▶ [What this task involves] Extract all lines in the data that contain the word "Peter".

▶ [Exercise materials]
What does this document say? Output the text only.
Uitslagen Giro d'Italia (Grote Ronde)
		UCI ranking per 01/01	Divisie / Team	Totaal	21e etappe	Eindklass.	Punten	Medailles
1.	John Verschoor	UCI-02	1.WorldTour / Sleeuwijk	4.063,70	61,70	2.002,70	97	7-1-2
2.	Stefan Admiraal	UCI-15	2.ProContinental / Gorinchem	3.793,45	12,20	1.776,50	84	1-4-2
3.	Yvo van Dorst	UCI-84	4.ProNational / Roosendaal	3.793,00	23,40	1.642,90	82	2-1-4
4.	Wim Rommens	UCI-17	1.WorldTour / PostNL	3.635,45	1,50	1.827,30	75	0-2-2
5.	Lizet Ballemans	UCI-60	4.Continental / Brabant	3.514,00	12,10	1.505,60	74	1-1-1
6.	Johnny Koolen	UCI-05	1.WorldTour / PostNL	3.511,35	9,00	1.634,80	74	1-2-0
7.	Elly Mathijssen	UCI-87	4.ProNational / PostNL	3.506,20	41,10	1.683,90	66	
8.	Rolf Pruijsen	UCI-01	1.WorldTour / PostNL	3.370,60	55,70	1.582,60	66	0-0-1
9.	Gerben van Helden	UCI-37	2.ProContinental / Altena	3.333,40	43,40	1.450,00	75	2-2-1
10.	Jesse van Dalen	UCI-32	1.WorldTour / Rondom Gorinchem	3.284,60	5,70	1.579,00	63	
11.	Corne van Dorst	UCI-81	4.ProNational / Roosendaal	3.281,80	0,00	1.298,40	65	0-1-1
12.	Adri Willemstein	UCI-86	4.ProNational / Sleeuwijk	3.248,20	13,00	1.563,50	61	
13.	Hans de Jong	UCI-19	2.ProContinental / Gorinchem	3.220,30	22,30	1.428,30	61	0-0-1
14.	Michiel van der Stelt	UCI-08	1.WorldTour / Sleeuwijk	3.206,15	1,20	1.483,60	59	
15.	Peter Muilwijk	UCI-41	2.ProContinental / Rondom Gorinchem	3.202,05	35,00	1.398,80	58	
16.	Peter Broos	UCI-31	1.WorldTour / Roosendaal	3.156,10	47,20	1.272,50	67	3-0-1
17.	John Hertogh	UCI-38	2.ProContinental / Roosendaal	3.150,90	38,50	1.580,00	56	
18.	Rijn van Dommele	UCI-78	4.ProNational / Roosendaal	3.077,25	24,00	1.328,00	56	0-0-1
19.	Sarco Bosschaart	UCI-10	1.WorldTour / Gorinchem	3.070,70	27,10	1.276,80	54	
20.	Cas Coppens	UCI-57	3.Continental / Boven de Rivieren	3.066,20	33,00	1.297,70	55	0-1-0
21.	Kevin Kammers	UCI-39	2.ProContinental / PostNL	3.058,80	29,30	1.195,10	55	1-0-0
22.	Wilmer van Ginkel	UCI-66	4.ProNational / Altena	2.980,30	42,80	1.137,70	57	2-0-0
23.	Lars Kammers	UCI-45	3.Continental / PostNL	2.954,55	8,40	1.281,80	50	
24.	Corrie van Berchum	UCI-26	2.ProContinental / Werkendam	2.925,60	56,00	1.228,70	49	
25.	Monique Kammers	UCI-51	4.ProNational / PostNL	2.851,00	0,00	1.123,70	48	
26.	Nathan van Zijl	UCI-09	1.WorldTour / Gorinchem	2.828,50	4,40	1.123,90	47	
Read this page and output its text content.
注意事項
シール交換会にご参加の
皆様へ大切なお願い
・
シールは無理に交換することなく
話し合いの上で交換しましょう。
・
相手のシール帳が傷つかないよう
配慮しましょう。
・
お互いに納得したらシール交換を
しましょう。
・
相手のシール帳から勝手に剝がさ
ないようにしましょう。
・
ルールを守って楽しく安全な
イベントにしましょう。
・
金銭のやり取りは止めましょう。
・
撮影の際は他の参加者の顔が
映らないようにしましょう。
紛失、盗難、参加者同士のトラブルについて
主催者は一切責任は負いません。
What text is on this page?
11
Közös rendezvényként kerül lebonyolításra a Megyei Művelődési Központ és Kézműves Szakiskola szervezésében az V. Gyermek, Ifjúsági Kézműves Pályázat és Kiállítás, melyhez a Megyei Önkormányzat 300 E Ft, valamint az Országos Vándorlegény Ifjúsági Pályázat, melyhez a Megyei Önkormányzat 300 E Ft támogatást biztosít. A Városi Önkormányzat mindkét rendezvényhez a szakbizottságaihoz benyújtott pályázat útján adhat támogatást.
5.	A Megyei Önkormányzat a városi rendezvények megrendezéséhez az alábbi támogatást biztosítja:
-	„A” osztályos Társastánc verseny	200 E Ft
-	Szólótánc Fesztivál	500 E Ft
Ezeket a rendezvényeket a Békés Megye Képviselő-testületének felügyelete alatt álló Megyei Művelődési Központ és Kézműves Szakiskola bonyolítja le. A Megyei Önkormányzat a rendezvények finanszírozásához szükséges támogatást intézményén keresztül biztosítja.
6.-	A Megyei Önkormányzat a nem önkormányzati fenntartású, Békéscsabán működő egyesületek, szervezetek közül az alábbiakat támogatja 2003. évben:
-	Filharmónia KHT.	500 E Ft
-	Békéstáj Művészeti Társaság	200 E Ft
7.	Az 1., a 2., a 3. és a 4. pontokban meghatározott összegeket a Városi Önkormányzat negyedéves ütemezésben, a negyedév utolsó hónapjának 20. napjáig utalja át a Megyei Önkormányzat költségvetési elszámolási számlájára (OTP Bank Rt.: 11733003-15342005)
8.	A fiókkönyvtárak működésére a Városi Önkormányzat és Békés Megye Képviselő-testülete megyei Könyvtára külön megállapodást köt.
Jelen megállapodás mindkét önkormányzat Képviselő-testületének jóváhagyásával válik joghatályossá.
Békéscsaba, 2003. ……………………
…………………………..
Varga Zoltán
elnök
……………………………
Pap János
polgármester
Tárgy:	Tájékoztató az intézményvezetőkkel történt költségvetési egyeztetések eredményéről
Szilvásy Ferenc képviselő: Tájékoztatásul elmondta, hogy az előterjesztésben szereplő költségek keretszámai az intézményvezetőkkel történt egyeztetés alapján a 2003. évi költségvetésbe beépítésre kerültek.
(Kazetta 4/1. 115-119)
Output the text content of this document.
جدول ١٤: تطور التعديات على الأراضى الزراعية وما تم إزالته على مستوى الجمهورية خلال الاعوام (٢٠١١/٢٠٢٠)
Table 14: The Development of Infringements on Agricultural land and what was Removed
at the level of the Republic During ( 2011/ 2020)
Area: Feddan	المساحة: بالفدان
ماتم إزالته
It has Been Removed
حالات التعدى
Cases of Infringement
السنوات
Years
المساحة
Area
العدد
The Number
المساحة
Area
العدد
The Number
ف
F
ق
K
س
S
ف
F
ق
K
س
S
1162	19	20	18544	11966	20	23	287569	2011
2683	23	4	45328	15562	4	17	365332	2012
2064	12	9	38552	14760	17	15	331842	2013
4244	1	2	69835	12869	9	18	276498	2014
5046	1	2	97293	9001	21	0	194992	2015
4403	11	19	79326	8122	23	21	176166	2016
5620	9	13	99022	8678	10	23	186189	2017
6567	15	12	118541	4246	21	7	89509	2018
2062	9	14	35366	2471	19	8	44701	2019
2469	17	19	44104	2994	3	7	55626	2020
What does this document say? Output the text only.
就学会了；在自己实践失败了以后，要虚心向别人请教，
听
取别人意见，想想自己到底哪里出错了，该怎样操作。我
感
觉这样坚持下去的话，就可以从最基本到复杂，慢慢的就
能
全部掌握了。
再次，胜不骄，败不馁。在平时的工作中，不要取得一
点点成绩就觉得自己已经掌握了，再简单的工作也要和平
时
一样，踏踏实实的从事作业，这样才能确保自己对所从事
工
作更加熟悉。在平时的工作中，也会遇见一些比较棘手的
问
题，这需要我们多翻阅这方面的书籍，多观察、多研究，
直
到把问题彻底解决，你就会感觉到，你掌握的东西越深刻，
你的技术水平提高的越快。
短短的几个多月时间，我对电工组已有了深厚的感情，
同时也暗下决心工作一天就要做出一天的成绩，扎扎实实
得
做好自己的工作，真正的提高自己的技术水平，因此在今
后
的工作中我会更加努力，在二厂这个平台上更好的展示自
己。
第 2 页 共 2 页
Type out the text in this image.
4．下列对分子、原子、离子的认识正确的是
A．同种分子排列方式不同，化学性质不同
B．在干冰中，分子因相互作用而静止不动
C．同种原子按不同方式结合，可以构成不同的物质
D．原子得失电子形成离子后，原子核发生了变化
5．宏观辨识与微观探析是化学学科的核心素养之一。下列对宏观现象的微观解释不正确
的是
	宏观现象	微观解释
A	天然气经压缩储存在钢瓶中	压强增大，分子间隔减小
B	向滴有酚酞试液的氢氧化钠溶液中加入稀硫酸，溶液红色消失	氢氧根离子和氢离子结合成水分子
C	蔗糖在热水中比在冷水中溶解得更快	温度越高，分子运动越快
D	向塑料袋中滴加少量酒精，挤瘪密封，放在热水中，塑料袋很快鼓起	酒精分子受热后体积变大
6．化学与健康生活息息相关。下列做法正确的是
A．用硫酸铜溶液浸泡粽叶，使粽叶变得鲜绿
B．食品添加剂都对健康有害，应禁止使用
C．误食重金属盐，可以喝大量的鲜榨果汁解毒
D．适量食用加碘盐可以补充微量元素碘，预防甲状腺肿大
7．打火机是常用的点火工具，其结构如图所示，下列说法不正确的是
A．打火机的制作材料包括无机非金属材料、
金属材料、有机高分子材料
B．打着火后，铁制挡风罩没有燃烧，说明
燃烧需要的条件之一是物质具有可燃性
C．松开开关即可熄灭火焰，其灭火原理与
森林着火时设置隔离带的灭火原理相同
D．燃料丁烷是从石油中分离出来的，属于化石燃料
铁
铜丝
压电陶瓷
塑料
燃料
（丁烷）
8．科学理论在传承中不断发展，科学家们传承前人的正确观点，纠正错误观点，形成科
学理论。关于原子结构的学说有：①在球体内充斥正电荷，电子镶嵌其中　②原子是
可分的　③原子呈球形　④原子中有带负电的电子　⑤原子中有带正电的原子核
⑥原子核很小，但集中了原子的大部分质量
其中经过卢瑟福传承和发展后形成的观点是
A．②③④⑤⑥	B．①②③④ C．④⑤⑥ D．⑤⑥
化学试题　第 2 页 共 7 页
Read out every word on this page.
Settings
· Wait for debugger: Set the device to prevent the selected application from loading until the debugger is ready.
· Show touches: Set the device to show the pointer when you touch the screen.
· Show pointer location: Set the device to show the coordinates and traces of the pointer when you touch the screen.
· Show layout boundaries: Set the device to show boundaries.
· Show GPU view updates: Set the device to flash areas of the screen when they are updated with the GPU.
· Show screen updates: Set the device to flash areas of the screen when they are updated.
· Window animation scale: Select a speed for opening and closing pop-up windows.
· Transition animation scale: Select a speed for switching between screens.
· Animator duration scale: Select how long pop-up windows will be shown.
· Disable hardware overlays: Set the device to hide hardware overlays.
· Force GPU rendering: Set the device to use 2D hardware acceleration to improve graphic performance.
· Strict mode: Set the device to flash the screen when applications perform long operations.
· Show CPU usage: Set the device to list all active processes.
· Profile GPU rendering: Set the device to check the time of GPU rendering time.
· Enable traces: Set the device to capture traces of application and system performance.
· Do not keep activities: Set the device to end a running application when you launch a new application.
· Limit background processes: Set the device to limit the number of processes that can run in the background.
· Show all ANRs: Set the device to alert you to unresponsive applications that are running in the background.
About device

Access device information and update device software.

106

▶ [Task answer]
15.	Peter Muilwijk	UCI-41	2.ProContinental / Rondom Gorinchem	3.202,05	35,00	1.398,80	58	
16.	Peter Broos	UCI-31	1.WorldTour / Roosendaal	3.156,10	47,20	1.272,50	67	3-0-1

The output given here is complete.